(What you need to do):
Say how many lines include the word "days", using only a number.

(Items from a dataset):
----
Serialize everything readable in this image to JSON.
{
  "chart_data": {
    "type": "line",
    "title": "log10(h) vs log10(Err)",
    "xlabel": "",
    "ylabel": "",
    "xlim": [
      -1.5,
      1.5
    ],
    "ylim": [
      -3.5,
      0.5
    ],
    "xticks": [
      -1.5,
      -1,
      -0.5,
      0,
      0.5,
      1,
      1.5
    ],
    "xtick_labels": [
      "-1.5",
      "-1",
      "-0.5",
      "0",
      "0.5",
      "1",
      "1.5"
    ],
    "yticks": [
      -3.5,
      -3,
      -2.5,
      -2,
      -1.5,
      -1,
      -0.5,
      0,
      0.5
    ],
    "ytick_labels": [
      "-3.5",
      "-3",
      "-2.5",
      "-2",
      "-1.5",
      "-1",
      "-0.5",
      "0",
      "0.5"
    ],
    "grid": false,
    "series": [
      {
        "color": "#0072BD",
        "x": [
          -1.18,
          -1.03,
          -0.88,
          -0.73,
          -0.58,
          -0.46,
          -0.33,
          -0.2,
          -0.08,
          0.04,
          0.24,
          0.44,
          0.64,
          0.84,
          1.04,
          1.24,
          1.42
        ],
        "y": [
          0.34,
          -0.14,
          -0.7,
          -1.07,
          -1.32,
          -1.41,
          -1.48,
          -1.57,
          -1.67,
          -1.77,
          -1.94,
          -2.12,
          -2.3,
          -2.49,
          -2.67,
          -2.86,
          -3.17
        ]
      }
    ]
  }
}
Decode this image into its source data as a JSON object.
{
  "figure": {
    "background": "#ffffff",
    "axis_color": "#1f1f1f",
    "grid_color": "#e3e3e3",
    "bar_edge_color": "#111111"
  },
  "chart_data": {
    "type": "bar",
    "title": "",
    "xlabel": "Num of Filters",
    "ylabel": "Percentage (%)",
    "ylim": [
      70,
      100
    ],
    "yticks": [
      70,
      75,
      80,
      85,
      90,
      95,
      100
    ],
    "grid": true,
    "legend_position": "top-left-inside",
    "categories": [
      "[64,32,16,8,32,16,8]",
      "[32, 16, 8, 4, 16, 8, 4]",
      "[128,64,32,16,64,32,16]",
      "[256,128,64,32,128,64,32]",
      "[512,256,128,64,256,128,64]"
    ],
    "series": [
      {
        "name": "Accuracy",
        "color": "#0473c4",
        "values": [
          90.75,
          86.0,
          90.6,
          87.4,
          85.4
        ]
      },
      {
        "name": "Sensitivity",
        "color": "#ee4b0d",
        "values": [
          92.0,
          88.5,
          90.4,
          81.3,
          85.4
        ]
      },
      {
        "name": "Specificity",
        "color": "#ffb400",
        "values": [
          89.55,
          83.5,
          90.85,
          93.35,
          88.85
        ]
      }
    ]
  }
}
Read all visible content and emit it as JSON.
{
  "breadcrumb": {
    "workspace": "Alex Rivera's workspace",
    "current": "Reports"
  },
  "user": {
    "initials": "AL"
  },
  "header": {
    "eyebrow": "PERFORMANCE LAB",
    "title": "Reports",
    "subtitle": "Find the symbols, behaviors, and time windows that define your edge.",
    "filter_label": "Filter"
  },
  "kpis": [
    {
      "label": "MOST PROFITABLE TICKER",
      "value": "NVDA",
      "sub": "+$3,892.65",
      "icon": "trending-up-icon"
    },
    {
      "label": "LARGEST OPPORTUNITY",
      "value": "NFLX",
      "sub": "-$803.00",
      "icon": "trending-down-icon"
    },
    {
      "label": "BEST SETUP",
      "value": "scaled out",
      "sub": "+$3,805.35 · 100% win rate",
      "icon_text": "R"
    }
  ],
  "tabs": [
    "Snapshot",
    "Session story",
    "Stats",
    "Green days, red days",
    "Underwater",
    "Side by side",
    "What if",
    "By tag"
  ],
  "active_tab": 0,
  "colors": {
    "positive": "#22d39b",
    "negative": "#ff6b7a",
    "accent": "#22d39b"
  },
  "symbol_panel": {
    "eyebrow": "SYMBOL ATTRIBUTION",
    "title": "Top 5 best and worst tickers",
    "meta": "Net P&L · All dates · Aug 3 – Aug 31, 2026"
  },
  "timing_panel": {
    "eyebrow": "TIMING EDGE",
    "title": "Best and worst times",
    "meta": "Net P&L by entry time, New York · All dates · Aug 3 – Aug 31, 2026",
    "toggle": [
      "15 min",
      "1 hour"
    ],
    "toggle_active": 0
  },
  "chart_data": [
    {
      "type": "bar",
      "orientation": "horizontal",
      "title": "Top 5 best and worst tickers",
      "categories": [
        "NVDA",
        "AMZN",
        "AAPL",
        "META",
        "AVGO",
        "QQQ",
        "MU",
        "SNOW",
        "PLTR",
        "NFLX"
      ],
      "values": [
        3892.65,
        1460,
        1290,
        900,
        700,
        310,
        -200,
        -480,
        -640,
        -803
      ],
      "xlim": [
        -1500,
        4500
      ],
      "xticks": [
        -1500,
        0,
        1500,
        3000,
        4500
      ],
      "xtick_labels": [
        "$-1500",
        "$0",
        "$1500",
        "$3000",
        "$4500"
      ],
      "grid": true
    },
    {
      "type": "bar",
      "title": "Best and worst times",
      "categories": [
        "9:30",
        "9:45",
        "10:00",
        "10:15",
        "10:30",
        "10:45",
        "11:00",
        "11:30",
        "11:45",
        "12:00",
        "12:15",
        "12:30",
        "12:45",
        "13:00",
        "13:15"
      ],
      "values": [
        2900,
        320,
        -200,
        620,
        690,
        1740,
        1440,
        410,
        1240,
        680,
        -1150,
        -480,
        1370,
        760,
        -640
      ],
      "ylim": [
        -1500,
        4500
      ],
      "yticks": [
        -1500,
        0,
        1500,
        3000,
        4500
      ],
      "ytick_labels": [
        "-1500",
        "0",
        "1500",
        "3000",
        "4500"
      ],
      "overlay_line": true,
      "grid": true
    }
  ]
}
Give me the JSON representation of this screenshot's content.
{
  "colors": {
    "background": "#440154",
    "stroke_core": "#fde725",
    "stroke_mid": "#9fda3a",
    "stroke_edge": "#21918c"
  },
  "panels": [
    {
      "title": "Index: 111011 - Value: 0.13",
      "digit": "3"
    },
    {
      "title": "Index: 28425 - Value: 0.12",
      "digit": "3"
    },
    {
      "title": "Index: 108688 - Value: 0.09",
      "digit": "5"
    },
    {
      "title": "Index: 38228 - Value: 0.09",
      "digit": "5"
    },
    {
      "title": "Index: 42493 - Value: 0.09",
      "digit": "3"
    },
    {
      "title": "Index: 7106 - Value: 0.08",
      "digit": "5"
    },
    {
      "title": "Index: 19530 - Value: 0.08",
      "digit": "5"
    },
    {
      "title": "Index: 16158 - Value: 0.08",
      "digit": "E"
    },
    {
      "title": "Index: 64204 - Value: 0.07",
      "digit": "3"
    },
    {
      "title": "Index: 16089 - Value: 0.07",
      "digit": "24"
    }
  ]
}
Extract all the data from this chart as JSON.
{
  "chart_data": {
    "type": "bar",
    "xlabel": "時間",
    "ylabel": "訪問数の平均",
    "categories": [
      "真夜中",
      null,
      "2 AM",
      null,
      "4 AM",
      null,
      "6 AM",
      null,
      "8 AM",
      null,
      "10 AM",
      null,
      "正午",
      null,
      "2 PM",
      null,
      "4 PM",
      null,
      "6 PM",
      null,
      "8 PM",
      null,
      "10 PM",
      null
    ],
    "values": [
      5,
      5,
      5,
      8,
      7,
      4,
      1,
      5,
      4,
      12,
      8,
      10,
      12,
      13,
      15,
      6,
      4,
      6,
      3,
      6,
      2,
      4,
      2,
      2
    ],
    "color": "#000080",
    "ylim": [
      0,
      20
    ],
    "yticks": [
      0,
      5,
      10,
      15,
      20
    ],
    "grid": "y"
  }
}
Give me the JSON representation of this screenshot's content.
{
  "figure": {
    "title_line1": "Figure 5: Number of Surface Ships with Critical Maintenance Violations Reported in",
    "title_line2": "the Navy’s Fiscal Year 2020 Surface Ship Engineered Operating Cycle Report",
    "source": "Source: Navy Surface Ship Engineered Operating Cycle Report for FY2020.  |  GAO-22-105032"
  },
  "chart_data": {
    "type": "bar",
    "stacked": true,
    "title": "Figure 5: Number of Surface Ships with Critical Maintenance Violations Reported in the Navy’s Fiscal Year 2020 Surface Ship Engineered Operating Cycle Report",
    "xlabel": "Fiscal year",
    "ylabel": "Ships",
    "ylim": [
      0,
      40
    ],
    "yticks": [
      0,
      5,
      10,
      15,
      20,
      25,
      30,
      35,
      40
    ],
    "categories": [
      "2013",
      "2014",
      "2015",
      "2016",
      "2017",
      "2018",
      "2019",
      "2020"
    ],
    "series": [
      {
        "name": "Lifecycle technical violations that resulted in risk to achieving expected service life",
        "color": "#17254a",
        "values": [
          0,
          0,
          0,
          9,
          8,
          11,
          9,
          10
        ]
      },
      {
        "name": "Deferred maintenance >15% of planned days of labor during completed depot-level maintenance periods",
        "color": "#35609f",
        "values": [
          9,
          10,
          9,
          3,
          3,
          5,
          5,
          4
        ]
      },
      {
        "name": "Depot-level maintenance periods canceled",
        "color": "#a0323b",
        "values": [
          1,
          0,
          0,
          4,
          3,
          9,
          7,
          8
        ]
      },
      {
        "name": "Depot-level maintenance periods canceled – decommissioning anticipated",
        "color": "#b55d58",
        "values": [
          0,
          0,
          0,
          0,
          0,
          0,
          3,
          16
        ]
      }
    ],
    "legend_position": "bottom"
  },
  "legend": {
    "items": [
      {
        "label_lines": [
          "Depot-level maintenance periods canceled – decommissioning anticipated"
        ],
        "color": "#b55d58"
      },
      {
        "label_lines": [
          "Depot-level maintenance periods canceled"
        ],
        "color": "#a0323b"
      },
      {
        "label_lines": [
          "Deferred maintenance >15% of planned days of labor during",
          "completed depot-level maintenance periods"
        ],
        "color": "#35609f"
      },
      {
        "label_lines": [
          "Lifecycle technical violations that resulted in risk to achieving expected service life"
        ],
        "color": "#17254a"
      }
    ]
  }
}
----
(Written solution):
3